## WHAT NEEDS TO BE DONE
Repeat the material verbatim. Images are excluded from the copy.

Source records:
-- START --

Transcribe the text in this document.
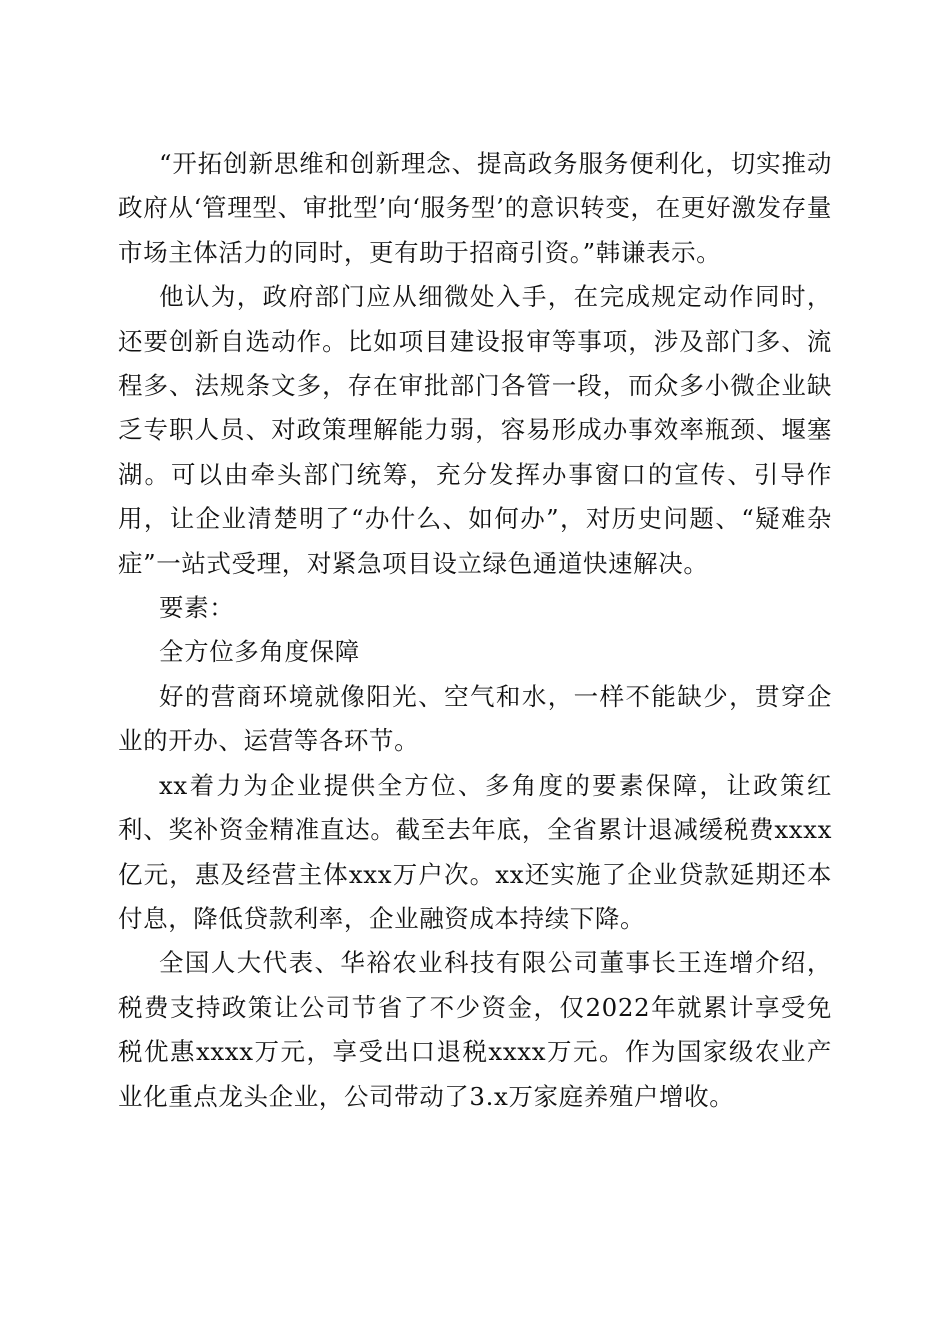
“开拓创新思维和创新理念、提高政务服务便利化，切实推动政府从‘管理型、审批型’向‘服务型’的意识转变，在更好激发存量市场主体活力的同时，更有助于招商引资。”韩谦表示。

他认为，政府部门应从细微处入手，在完成规定动作同时，还要创新自选动作。比如项目建设报审等事项，涉及部门多、流程多、法规条文多，存在审批部门各管一段，而众多小微企业缺乏专职人员、对政策理解能力弱，容易形成办事效率瓶颈、堰塞湖。可以由牵头部门统筹，充分发挥办事窗口的宣传、引导作用，让企业清楚明了“办什么、如何办”，对历史问题、“疑难杂症”一站式受理，对紧急项目设立绿色通道快速解决。

要素：

全方位多角度保障

好的营商环境就像阳光、空气和水，一样不能缺少，贯穿企业的开办、运营等各环节。

xx着力为企业提供全方位、多角度的要素保障，让政策红利、奖补资金精准直达。截至去年底，全省累计退减缓税费xxxx亿元，惠及经营主体xxx万户次。xx还实施了企业贷款延期还本付息，降低贷款利率，企业融资成本持续下降。

全国人大代表、华裕农业科技有限公司董事长王连增介绍，税费支持政策让公司节省了不少资金，仅2022年就累计享受免税优惠xxxx万元，享受出口退税xxxx万元。作为国家级农业产业化重点龙头企业，公司带动了3.x万家庭养殖户增收。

-- END --

## RESULT FOR THIS EXERCISE
Transcribe the text in this document.
“开拓创新思维和创新理念、提高政务服务便利化，切实推动政府从‘管理型、审批型’向‘服务型’的意识转变，在更好激发存量市场主体活力的同时，更有助于招商引资。”韩谦表示。

他认为，政府部门应从细微处入手，在完成规定动作同时，还要创新自选动作。比如项目建设报审等事项，涉及部门多、流程多、法规条文多，存在审批部门各管一段，而众多小微企业缺乏专职人员、对政策理解能力弱，容易形成办事效率瓶颈、堰塞湖。可以由牵头部门统筹，充分发挥办事窗口的宣传、引导作用，让企业清楚明了“办什么、如何办”，对历史问题、“疑难杂症”一站式受理，对紧急项目设立绿色通道快速解决。

要素：

全方位多角度保障

好的营商环境就像阳光、空气和水，一样不能缺少，贯穿企业的开办、运营等各环节。

xx着力为企业提供全方位、多角度的要素保障，让政策红利、奖补资金精准直达。截至去年底，全省累计退减缓税费xxxx亿元，惠及经营主体xxx万户次。xx还实施了企业贷款延期还本付息，降低贷款利率，企业融资成本持续下降。

全国人大代表、华裕农业科技有限公司董事长王连增介绍，税费支持政策让公司节省了不少资金，仅2022年就累计享受免税优惠xxxx万元，享受出口退税xxxx万元。作为国家级农业产业化重点龙头企业，公司带动了3.x万家庭养殖户增收。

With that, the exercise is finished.